### Exercise
Repeat each line of the material exactly.

### Task inputs
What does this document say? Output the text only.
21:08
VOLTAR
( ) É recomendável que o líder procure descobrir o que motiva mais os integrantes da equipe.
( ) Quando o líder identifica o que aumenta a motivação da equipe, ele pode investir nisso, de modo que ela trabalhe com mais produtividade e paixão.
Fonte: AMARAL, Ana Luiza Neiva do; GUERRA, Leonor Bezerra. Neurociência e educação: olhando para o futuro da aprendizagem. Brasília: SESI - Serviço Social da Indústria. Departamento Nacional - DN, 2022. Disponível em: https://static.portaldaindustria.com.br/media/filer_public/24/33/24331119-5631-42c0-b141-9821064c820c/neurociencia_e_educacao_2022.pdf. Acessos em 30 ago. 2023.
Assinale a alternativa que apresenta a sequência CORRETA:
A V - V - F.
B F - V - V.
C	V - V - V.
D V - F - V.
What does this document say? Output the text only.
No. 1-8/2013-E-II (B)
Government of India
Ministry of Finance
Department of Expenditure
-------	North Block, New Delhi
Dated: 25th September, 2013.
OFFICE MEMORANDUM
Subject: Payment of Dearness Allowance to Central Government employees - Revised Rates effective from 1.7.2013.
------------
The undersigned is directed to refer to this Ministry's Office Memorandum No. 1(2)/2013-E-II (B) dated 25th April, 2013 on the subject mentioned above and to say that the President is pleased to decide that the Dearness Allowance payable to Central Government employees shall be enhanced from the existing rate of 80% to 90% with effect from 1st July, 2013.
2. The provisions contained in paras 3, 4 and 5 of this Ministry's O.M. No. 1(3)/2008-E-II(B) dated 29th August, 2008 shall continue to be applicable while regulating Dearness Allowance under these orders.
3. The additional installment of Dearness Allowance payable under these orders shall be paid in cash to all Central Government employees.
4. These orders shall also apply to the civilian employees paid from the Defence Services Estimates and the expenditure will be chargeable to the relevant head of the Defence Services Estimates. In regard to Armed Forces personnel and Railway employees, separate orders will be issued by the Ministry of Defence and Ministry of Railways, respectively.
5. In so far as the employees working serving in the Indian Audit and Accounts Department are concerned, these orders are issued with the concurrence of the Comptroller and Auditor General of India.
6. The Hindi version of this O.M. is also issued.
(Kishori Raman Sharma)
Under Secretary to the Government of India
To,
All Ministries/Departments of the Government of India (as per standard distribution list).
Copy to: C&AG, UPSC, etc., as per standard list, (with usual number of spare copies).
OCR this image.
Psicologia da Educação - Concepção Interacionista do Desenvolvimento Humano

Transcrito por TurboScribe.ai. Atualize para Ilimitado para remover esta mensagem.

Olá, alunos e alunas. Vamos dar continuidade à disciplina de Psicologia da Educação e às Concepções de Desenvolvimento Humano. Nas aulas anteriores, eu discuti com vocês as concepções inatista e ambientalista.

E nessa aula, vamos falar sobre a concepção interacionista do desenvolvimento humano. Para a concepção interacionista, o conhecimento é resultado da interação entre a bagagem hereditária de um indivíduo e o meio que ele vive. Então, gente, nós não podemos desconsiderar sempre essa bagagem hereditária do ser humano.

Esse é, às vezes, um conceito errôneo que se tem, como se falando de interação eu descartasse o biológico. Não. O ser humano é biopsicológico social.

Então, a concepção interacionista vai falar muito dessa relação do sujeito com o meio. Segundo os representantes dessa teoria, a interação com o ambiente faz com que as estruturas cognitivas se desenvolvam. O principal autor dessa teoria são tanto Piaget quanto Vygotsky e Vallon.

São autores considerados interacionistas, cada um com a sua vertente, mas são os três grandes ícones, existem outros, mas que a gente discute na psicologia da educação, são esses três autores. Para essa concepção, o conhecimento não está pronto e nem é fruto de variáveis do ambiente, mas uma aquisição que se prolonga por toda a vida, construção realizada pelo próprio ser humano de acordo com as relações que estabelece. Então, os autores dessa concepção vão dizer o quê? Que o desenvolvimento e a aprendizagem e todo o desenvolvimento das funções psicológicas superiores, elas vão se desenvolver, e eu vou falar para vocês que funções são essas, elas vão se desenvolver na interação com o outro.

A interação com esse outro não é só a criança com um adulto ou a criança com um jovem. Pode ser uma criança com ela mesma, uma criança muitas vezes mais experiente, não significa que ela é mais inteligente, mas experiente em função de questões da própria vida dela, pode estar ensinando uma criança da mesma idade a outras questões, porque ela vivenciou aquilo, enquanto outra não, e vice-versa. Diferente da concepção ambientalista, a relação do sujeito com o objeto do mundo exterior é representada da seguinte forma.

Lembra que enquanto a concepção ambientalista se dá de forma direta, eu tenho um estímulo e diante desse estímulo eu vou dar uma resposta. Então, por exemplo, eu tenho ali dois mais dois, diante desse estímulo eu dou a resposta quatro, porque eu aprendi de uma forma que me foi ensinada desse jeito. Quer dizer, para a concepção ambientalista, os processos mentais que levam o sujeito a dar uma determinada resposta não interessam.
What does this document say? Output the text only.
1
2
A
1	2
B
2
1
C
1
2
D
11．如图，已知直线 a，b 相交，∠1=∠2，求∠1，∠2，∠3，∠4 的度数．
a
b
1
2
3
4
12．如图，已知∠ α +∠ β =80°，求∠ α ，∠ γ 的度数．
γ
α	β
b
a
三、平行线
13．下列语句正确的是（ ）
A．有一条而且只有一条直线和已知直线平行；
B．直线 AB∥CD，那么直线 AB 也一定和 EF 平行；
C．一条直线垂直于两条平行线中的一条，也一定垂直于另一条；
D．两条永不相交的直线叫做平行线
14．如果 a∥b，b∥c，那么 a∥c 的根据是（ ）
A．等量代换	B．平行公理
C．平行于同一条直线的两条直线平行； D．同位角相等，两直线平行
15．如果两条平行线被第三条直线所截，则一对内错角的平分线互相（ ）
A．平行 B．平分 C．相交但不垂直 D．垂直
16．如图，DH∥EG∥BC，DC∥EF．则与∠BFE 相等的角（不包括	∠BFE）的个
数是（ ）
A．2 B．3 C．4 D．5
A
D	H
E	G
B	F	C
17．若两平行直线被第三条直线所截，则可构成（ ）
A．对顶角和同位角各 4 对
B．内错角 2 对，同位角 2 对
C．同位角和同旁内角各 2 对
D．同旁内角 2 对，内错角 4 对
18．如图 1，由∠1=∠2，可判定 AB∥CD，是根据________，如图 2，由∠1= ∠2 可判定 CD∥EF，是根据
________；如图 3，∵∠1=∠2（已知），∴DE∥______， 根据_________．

### Reply
What does this document say? Output the text only.
21:08
VOLTAR
( ) É recomendável que o líder procure descobrir o que motiva mais os integrantes da equipe.
( ) Quando o líder identifica o que aumenta a motivação da equipe, ele pode investir nisso, de modo que ela trabalhe com mais produtividade e paixão.
Fonte: AMARAL, Ana Luiza Neiva do; GUERRA, Leonor Bezerra. Neurociência e educação: olhando para o futuro da aprendizagem. Brasília: SESI - Serviço Social da Indústria. Departamento Nacional - DN, 2022. Disponível em: https://static.portaldaindustria.com.br/media/filer_public/24/33/24331119-5631-42c0-b141-9821064c820c/neurociencia_e_educacao_2022.pdf. Acessos em 30 ago. 2023.
Assinale a alternativa que apresenta a sequência CORRETA:
A V - V - F.
B F - V - V.
C	V - V - V.
D V - F - V.
What does this document say? Output the text only.
No. 1-8/2013-E-II (B)
Government of India
Ministry of Finance
Department of Expenditure
-------	North Block, New Delhi
Dated: 25th September, 2013.
OFFICE MEMORANDUM
Subject: Payment of Dearness Allowance to Central Government employees - Revised Rates effective from 1.7.2013.
------------
The undersigned is directed to refer to this Ministry's Office Memorandum No. 1(2)/2013-E-II (B) dated 25th April, 2013 on the subject mentioned above and to say that the President is pleased to decide that the Dearness Allowance payable to Central Government employees shall be enhanced from the existing rate of 80% to 90% with effect from 1st July, 2013.
2. The provisions contained in paras 3, 4 and 5 of this Ministry's O.M. No. 1(3)/2008-E-II(B) dated 29th August, 2008 shall continue to be applicable while regulating Dearness Allowance under these orders.
3. The additional installment of Dearness Allowance payable under these orders shall be paid in cash to all Central Government employees.
4. These orders shall also apply to the civilian employees paid from the Defence Services Estimates and the expenditure will be chargeable to the relevant head of the Defence Services Estimates. In regard to Armed Forces personnel and Railway employees, separate orders will be issued by the Ministry of Defence and Ministry of Railways, respectively.
5. In so far as the employees working serving in the Indian Audit and Accounts Department are concerned, these orders are issued with the concurrence of the Comptroller and Auditor General of India.
6. The Hindi version of this O.M. is also issued.
(Kishori Raman Sharma)
Under Secretary to the Government of India
To,
All Ministries/Departments of the Government of India (as per standard distribution list).
Copy to: C&AG, UPSC, etc., as per standard list, (with usual number of spare copies).
OCR this image.
Psicologia da Educação - Concepção Interacionista do Desenvolvimento Humano

Transcrito por TurboScribe.ai. Atualize para Ilimitado para remover esta mensagem.

Olá, alunos e alunas. Vamos dar continuidade à disciplina de Psicologia da Educação e às Concepções de Desenvolvimento Humano. Nas aulas anteriores, eu discuti com vocês as concepções inatista e ambientalista.

E nessa aula, vamos falar sobre a concepção interacionista do desenvolvimento humano. Para a concepção interacionista, o conhecimento é resultado da interação entre a bagagem hereditária de um indivíduo e o meio que ele vive. Então, gente, nós não podemos desconsiderar sempre essa bagagem hereditária do ser humano.

Esse é, às vezes, um conceito errôneo que se tem, como se falando de interação eu descartasse o biológico. Não. O ser humano é biopsicológico social.

Então, a concepção interacionista vai falar muito dessa relação do sujeito com o meio. Segundo os representantes dessa teoria, a interação com o ambiente faz com que as estruturas cognitivas se desenvolvam. O principal autor dessa teoria são tanto Piaget quanto Vygotsky e Vallon.

São autores considerados interacionistas, cada um com a sua vertente, mas são os três grandes ícones, existem outros, mas que a gente discute na psicologia da educação, são esses três autores. Para essa concepção, o conhecimento não está pronto e nem é fruto de variáveis do ambiente, mas uma aquisição que se prolonga por toda a vida, construção realizada pelo próprio ser humano de acordo com as relações que estabelece. Então, os autores dessa concepção vão dizer o quê? Que o desenvolvimento e a aprendizagem e todo o desenvolvimento das funções psicológicas superiores, elas vão se desenvolver, e eu vou falar para vocês que funções são essas, elas vão se desenvolver na interação com o outro.

A interação com esse outro não é só a criança com um adulto ou a criança com um jovem. Pode ser uma criança com ela mesma, uma criança muitas vezes mais experiente, não significa que ela é mais inteligente, mas experiente em função de questões da própria vida dela, pode estar ensinando uma criança da mesma idade a outras questões, porque ela vivenciou aquilo, enquanto outra não, e vice-versa. Diferente da concepção ambientalista, a relação do sujeito com o objeto do mundo exterior é representada da seguinte forma.

Lembra que enquanto a concepção ambientalista se dá de forma direta, eu tenho um estímulo e diante desse estímulo eu vou dar uma resposta. Então, por exemplo, eu tenho ali dois mais dois, diante desse estímulo eu dou a resposta quatro, porque eu aprendi de uma forma que me foi ensinada desse jeito. Quer dizer, para a concepção ambientalista, os processos mentais que levam o sujeito a dar uma determinada resposta não interessam.
What does this document say? Output the text only.
1
2
A
1	2
B
2
1
C
1
2
D
11．如图，已知直线 a，b 相交，∠1=∠2，求∠1，∠2，∠3，∠4 的度数．
a
b
1
2
3
4
12．如图，已知∠ α +∠ β =80°，求∠ α ，∠ γ 的度数．
γ
α	β
b
a
三、平行线
13．下列语句正确的是（ ）
A．有一条而且只有一条直线和已知直线平行；
B．直线 AB∥CD，那么直线 AB 也一定和 EF 平行；
C．一条直线垂直于两条平行线中的一条，也一定垂直于另一条；
D．两条永不相交的直线叫做平行线
14．如果 a∥b，b∥c，那么 a∥c 的根据是（ ）
A．等量代换	B．平行公理
C．平行于同一条直线的两条直线平行； D．同位角相等，两直线平行
15．如果两条平行线被第三条直线所截，则一对内错角的平分线互相（ ）
A．平行 B．平分 C．相交但不垂直 D．垂直
16．如图，DH∥EG∥BC，DC∥EF．则与∠BFE 相等的角（不包括	∠BFE）的个
数是（ ）
A．2 B．3 C．4 D．5
A
D	H
E	G
B	F	C
17．若两平行直线被第三条直线所截，则可构成（ ）
A．对顶角和同位角各 4 对
B．内错角 2 对，同位角 2 对
C．同位角和同旁内角各 2 对
D．同旁内角 2 对，内错角 4 对
18．如图 1，由∠1=∠2，可判定 AB∥CD，是根据________，如图 2，由∠1= ∠2 可判定 CD∥EF，是根据
________；如图 3，∵∠1=∠2（已知），∴DE∥______， 根据_________．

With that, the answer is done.